What the task asks -> Return, word for word, every line that follows.

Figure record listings

****************

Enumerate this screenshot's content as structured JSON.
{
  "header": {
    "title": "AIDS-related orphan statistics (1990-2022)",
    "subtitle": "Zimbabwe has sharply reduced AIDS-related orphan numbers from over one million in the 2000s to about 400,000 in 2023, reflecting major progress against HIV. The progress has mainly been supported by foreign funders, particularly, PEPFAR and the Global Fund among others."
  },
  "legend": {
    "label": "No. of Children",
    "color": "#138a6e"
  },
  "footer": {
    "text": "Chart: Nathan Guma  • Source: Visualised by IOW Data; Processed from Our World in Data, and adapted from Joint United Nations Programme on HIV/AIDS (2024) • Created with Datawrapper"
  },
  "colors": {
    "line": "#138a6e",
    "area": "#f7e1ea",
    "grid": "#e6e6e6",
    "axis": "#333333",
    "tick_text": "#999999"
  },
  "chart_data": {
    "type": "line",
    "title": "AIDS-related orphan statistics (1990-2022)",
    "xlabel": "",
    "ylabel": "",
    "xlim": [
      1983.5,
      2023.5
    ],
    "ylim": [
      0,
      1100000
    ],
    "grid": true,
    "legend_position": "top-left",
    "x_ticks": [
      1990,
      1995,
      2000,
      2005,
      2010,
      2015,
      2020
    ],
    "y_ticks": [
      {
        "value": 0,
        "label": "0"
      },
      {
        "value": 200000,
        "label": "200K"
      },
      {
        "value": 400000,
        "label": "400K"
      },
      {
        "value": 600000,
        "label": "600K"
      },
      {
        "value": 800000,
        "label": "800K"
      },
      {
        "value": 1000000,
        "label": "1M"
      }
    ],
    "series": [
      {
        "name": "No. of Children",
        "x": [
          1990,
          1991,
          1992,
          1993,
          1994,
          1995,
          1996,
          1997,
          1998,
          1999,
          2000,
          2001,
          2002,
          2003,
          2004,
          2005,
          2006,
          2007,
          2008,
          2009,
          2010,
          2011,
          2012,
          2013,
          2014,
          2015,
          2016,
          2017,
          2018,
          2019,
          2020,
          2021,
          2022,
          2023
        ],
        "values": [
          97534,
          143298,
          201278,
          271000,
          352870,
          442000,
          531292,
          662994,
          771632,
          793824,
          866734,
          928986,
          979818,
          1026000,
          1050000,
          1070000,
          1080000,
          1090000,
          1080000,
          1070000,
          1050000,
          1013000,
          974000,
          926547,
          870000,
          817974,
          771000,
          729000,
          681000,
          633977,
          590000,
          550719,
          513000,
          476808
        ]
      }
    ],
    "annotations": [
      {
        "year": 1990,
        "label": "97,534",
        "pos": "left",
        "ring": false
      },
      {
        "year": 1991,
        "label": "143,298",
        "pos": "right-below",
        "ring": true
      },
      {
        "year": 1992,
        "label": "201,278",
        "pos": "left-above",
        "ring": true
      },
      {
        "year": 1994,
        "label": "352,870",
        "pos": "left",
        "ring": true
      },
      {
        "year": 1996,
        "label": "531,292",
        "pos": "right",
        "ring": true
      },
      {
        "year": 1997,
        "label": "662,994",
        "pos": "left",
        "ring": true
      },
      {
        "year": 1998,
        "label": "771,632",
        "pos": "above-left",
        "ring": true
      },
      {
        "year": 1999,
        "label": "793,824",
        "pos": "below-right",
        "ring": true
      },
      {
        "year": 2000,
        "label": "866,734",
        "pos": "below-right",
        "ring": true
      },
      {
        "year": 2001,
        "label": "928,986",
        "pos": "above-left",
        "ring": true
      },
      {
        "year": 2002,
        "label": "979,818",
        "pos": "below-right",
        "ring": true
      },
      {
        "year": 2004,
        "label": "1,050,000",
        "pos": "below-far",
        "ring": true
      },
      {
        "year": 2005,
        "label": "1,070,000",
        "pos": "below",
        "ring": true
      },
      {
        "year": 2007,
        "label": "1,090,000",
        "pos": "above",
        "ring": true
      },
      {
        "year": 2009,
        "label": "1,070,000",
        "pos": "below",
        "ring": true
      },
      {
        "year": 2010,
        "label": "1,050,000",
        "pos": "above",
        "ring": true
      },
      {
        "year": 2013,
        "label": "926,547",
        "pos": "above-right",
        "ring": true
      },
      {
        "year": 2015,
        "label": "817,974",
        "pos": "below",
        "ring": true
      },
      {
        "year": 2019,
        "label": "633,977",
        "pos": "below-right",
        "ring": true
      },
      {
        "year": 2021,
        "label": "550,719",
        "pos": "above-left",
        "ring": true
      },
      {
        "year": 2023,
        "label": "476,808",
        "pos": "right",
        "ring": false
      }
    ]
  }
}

****************

The answer ->
Enumerate this screenshot's content as structured JSON.
{
  "header": {
    "title": "AIDS-related orphan statistics (1990-2022)",
    "subtitle": "Zimbabwe has sharply reduced AIDS-related orphan numbers from over one million in the 2000s to about 400,000 in 2023, reflecting major progress against HIV. The progress has mainly been supported by foreign funders, particularly, PEPFAR and the Global Fund among others."
  },
  "legend": {
    "label": "No. of Children",
    "color": "#138a6e"
  },
  "footer": {
    "text": "Chart: Nathan Guma  • Source: Visualised by IOW Data; Processed from Our World in Data, and adapted from Joint United Nations Programme on HIV/AIDS (2024) • Created with Datawrapper"
  },
  "colors": {
    "line": "#138a6e",
    "area": "#f7e1ea",
    "grid": "#e6e6e6",
    "axis": "#333333",
    "tick_text": "#999999"
  },
  "chart_data": {
    "type": "line",
    "title": "AIDS-related orphan statistics (1990-2022)",
    "xlabel": "",
    "ylabel": "",
    "xlim": [
      1983.5,
      2023.5
    ],
    "ylim": [
      0,
      1100000
    ],
    "grid": true,
    "legend_position": "top-left",
    "x_ticks": [
      1990,
      1995,
      2000,
      2005,
      2010,
      2015,
      2020
    ],
    "y_ticks": [
      {
        "value": 0,
        "label": "0"
      },
      {
        "value": 200000,
        "label": "200K"
      },
      {
        "value": 400000,
        "label": "400K"
      },
      {
        "value": 600000,
        "label": "600K"
      },
      {
        "value": 800000,
        "label": "800K"
      },
      {
        "value": 1000000,
        "label": "1M"
      }
    ],
    "series": [
      {
        "name": "No. of Children",
        "x": [
          1990,
          1991,
          1992,
          1993,
          1994,
          1995,
          1996,
          1997,
          1998,
          1999,
          2000,
          2001,
          2002,
          2003,
          2004,
          2005,
          2006,
          2007,
          2008,
          2009,
          2010,
          2011,
          2012,
          2013,
          2014,
          2015,
          2016,
          2017,
          2018,
          2019,
          2020,
          2021,
          2022,
          2023
        ],
        "values": [
          97534,
          143298,
          201278,
          271000,
          352870,
          442000,
          531292,
          662994,
          771632,
          793824,
          866734,
          928986,
          979818,
          1026000,
          1050000,
          1070000,
          1080000,
          1090000,
          1080000,
          1070000,
          1050000,
          1013000,
          974000,
          926547,
          870000,
          817974,
          771000,
          729000,
          681000,
          633977,
          590000,
          550719,
          513000,
          476808
        ]
      }
    ],
    "annotations": [
      {
        "year": 1990,
        "label": "97,534",
        "pos": "left",
        "ring": false
      },
      {
        "year": 1991,
        "label": "143,298",
        "pos": "right-below",
        "ring": true
      },
      {
        "year": 1992,
        "label": "201,278",
        "pos": "left-above",
        "ring": true
      },
      {
        "year": 1994,
        "label": "352,870",
        "pos": "left",
        "ring": true
      },
      {
        "year": 1996,
        "label": "531,292",
        "pos": "right",
        "ring": true
      },
      {
        "year": 1997,
        "label": "662,994",
        "pos": "left",
        "ring": true
      },
      {
        "year": 1998,
        "label": "771,632",
        "pos": "above-left",
        "ring": true
      },
      {
        "year": 1999,
        "label": "793,824",
        "pos": "below-right",
        "ring": true
      },
      {
        "year": 2000,
        "label": "866,734",
        "pos": "below-right",
        "ring": true
      },
      {
        "year": 2001,
        "label": "928,986",
        "pos": "above-left",
        "ring": true
      },
      {
        "year": 2002,
        "label": "979,818",
        "pos": "below-right",
        "ring": true
      },
      {
        "year": 2004,
        "label": "1,050,000",
        "pos": "below-far",
        "ring": true
      },
      {
        "year": 2005,
        "label": "1,070,000",
        "pos": "below",
        "ring": true
      },
      {
        "year": 2007,
        "label": "1,090,000",
        "pos": "above",
        "ring": true
      },
      {
        "year": 2009,
        "label": "1,070,000",
        "pos": "below",
        "ring": true
      },
      {
        "year": 2010,
        "label": "1,050,000",
        "pos": "above",
        "ring": true
      },
      {
        "year": 2013,
        "label": "926,547",
        "pos": "above-right",
        "ring": true
      },
      {
        "year": 2015,
        "label": "817,974",
        "pos": "below",
        "ring": true
      },
      {
        "year": 2019,
        "label": "633,977",
        "pos": "below-right",
        "ring": true
      },
      {
        "year": 2021,
        "label": "550,719",
        "pos": "above-left",
        "ring": true
      },
      {
        "year": 2023,
        "label": "476,808",
        "pos": "right",
        "ring": false
      }
    ]
  }
}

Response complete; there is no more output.